● Exercise requirements
Nothing in the entries should be altered. Write them out in full.

(Saved data entries)
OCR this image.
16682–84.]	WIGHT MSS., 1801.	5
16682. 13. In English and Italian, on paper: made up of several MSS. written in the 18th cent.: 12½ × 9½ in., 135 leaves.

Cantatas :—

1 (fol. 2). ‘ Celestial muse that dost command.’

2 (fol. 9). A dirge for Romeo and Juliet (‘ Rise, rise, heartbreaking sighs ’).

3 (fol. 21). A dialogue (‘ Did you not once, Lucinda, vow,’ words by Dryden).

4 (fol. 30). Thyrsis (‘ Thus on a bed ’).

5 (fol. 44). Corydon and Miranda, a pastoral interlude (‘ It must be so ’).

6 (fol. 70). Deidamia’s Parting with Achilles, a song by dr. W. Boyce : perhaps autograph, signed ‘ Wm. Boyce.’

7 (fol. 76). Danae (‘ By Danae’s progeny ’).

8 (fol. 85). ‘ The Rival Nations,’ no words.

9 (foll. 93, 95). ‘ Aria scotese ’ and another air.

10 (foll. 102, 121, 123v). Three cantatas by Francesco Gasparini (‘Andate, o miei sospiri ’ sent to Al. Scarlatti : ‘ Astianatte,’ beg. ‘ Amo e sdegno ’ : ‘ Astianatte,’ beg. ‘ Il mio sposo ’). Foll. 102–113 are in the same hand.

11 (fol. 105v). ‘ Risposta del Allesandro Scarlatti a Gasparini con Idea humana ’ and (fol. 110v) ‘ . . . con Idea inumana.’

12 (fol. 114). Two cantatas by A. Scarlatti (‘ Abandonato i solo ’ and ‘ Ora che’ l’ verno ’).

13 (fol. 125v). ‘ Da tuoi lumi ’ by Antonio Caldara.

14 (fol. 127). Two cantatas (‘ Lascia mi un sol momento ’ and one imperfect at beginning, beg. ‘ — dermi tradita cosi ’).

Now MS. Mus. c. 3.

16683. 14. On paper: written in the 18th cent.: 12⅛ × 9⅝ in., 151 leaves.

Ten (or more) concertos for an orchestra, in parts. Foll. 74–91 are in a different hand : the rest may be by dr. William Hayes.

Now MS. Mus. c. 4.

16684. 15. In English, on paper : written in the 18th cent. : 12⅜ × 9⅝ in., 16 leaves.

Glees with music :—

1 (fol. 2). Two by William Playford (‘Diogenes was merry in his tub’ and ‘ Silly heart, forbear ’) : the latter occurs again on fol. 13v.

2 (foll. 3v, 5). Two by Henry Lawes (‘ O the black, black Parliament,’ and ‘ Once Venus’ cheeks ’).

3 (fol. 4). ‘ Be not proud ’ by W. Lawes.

● Task answer
OCR this image.
16682–84.]	WIGHT MSS., 1801.	5
16682. 13. In English and Italian, on paper: made up of several MSS. written in the 18th cent.: 12½ × 9½ in., 135 leaves.

Cantatas :—

1 (fol. 2). ‘ Celestial muse that dost command.’

2 (fol. 9). A dirge for Romeo and Juliet (‘ Rise, rise, heartbreaking sighs ’).

3 (fol. 21). A dialogue (‘ Did you not once, Lucinda, vow,’ words by Dryden).

4 (fol. 30). Thyrsis (‘ Thus on a bed ’).

5 (fol. 44). Corydon and Miranda, a pastoral interlude (‘ It must be so ’).

6 (fol. 70). Deidamia’s Parting with Achilles, a song by dr. W. Boyce : perhaps autograph, signed ‘ Wm. Boyce.’

7 (fol. 76). Danae (‘ By Danae’s progeny ’).

8 (fol. 85). ‘ The Rival Nations,’ no words.

9 (foll. 93, 95). ‘ Aria scotese ’ and another air.

10 (foll. 102, 121, 123v). Three cantatas by Francesco Gasparini (‘Andate, o miei sospiri ’ sent to Al. Scarlatti : ‘ Astianatte,’ beg. ‘ Amo e sdegno ’ : ‘ Astianatte,’ beg. ‘ Il mio sposo ’). Foll. 102–113 are in the same hand.

11 (fol. 105v). ‘ Risposta del Allesandro Scarlatti a Gasparini con Idea humana ’ and (fol. 110v) ‘ . . . con Idea inumana.’

12 (fol. 114). Two cantatas by A. Scarlatti (‘ Abandonato i solo ’ and ‘ Ora che’ l’ verno ’).

13 (fol. 125v). ‘ Da tuoi lumi ’ by Antonio Caldara.

14 (fol. 127). Two cantatas (‘ Lascia mi un sol momento ’ and one imperfect at beginning, beg. ‘ — dermi tradita cosi ’).

Now MS. Mus. c. 3.

16683. 14. On paper: written in the 18th cent.: 12⅛ × 9⅝ in., 151 leaves.

Ten (or more) concertos for an orchestra, in parts. Foll. 74–91 are in a different hand : the rest may be by dr. William Hayes.

Now MS. Mus. c. 4.

16684. 15. In English, on paper : written in the 18th cent. : 12⅜ × 9⅝ in., 16 leaves.

Glees with music :—

1 (fol. 2). Two by William Playford (‘Diogenes was merry in his tub’ and ‘ Silly heart, forbear ’) : the latter occurs again on fol. 13v.

2 (foll. 3v, 5). Two by Henry Lawes (‘ O the black, black Parliament,’ and ‘ Once Venus’ cheeks ’).

3 (fol. 4). ‘ Be not proud ’ by W. Lawes.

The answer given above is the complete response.